*Exercise prompt*
Nothing in the records may be left out or altered; reproduce them all exactly.

*Data supplied*
==*==

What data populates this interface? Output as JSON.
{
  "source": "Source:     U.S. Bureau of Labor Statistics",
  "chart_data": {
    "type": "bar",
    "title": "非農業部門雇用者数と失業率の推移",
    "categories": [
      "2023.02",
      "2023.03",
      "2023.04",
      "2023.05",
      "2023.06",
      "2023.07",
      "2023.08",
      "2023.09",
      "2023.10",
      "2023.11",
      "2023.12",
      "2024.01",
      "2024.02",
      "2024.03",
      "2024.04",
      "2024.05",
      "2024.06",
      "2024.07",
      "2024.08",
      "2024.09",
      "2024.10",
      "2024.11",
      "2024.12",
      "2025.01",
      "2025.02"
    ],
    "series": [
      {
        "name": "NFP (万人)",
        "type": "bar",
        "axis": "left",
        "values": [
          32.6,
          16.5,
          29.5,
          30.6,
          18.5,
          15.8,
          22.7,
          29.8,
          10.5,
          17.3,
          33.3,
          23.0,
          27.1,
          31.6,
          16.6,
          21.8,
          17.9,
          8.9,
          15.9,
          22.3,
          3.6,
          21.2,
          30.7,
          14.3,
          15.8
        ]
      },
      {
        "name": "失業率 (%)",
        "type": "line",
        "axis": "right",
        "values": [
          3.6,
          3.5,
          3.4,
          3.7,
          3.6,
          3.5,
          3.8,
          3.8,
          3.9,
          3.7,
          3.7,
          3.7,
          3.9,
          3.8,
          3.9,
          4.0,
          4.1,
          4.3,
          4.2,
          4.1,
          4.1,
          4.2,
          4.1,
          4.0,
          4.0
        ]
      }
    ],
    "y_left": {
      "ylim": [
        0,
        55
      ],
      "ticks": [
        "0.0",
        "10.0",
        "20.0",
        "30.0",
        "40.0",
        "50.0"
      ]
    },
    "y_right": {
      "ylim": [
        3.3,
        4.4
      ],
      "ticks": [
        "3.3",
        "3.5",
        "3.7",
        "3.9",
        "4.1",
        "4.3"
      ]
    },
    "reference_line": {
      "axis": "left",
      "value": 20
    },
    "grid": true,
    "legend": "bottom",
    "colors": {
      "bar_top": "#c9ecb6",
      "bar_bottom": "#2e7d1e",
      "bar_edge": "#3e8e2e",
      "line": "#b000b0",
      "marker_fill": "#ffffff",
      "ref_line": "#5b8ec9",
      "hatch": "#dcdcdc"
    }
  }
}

==*==

*Exercise answer*
What data populates this interface? Output as JSON.
{
  "source": "Source:     U.S. Bureau of Labor Statistics",
  "chart_data": {
    "type": "bar",
    "title": "非農業部門雇用者数と失業率の推移",
    "categories": [
      "2023.02",
      "2023.03",
      "2023.04",
      "2023.05",
      "2023.06",
      "2023.07",
      "2023.08",
      "2023.09",
      "2023.10",
      "2023.11",
      "2023.12",
      "2024.01",
      "2024.02",
      "2024.03",
      "2024.04",
      "2024.05",
      "2024.06",
      "2024.07",
      "2024.08",
      "2024.09",
      "2024.10",
      "2024.11",
      "2024.12",
      "2025.01",
      "2025.02"
    ],
    "series": [
      {
        "name": "NFP (万人)",
        "type": "bar",
        "axis": "left",
        "values": [
          32.6,
          16.5,
          29.5,
          30.6,
          18.5,
          15.8,
          22.7,
          29.8,
          10.5,
          17.3,
          33.3,
          23.0,
          27.1,
          31.6,
          16.6,
          21.8,
          17.9,
          8.9,
          15.9,
          22.3,
          3.6,
          21.2,
          30.7,
          14.3,
          15.8
        ]
      },
      {
        "name": "失業率 (%)",
        "type": "line",
        "axis": "right",
        "values": [
          3.6,
          3.5,
          3.4,
          3.7,
          3.6,
          3.5,
          3.8,
          3.8,
          3.9,
          3.7,
          3.7,
          3.7,
          3.9,
          3.8,
          3.9,
          4.0,
          4.1,
          4.3,
          4.2,
          4.1,
          4.1,
          4.2,
          4.1,
          4.0,
          4.0
        ]
      }
    ],
    "y_left": {
      "ylim": [
        0,
        55
      ],
      "ticks": [
        "0.0",
        "10.0",
        "20.0",
        "30.0",
        "40.0",
        "50.0"
      ]
    },
    "y_right": {
      "ylim": [
        3.3,
        4.4
      ],
      "ticks": [
        "3.3",
        "3.5",
        "3.7",
        "3.9",
        "4.1",
        "4.3"
      ]
    },
    "reference_line": {
      "axis": "left",
      "value": 20
    },
    "grid": true,
    "legend": "bottom",
    "colors": {
      "bar_top": "#c9ecb6",
      "bar_bottom": "#2e7d1e",
      "bar_edge": "#3e8e2e",
      "line": "#b000b0",
      "marker_fill": "#ffffff",
      "ref_line": "#5b8ec9",
      "hatch": "#dcdcdc"
    }
  }
}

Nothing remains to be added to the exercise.